# Input rows
— Begin —
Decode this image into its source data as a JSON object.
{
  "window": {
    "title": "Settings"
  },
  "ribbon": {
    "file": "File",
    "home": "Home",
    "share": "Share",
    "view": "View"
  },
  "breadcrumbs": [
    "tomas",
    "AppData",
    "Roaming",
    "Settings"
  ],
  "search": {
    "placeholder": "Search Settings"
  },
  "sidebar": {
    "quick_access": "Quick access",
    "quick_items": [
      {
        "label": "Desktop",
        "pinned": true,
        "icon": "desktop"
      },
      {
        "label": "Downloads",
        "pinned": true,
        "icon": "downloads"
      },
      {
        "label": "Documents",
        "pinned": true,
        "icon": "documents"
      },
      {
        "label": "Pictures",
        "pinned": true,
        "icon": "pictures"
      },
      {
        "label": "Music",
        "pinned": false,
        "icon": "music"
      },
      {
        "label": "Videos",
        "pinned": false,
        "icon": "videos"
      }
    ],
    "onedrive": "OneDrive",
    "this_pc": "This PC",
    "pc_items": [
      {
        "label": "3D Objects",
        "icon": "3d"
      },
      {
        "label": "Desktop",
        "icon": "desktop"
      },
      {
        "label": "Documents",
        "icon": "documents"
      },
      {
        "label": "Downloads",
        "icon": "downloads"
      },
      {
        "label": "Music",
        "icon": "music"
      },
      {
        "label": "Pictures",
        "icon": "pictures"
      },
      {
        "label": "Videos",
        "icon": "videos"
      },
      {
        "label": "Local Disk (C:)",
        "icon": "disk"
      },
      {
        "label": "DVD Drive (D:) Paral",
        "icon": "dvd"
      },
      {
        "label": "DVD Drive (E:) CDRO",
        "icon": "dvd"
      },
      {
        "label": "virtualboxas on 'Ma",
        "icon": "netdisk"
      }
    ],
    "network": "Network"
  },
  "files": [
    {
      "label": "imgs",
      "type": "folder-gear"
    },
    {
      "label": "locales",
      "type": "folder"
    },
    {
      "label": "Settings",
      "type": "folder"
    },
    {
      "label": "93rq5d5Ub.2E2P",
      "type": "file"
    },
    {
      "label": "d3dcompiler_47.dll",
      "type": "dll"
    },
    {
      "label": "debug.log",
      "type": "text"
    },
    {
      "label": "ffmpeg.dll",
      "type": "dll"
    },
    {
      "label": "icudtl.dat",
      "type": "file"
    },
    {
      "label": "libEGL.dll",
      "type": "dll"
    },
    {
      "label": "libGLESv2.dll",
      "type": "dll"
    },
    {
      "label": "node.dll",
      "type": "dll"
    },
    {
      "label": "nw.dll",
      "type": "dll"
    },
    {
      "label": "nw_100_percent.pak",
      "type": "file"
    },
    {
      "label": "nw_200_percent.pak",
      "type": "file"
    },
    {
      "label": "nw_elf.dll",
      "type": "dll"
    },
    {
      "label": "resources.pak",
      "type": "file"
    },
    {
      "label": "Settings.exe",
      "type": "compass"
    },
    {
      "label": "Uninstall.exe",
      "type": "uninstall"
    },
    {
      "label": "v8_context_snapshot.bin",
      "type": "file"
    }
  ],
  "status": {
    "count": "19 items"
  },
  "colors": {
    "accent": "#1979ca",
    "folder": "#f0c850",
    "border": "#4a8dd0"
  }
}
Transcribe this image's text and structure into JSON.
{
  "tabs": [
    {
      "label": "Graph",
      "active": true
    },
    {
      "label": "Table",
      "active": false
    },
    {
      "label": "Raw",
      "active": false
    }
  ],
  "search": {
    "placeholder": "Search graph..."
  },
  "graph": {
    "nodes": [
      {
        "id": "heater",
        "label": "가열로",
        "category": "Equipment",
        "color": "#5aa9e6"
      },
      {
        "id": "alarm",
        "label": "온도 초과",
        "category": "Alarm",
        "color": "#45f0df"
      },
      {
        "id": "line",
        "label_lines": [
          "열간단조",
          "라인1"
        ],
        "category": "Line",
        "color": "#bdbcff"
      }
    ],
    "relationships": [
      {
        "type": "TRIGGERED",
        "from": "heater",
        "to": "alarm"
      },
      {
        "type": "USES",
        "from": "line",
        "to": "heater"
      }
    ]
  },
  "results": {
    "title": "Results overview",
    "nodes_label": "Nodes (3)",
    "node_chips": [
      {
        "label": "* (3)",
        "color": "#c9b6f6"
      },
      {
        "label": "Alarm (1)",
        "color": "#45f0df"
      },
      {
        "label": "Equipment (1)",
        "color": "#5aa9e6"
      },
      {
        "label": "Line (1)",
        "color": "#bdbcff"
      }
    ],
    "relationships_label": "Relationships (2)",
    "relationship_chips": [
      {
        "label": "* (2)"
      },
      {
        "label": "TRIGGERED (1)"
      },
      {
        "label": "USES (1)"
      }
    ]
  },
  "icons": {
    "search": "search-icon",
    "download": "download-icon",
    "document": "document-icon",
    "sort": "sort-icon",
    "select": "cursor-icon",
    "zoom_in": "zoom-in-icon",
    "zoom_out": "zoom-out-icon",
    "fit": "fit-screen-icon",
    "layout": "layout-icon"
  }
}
— End —
# Exercise brief
Filter the data for the string "Settings" and copy every line that has it.

# Finished answer
    "title": "Settings"
    "Settings"
    "placeholder": "Search Settings"
      "label": "Settings",
      "label": "Settings.exe",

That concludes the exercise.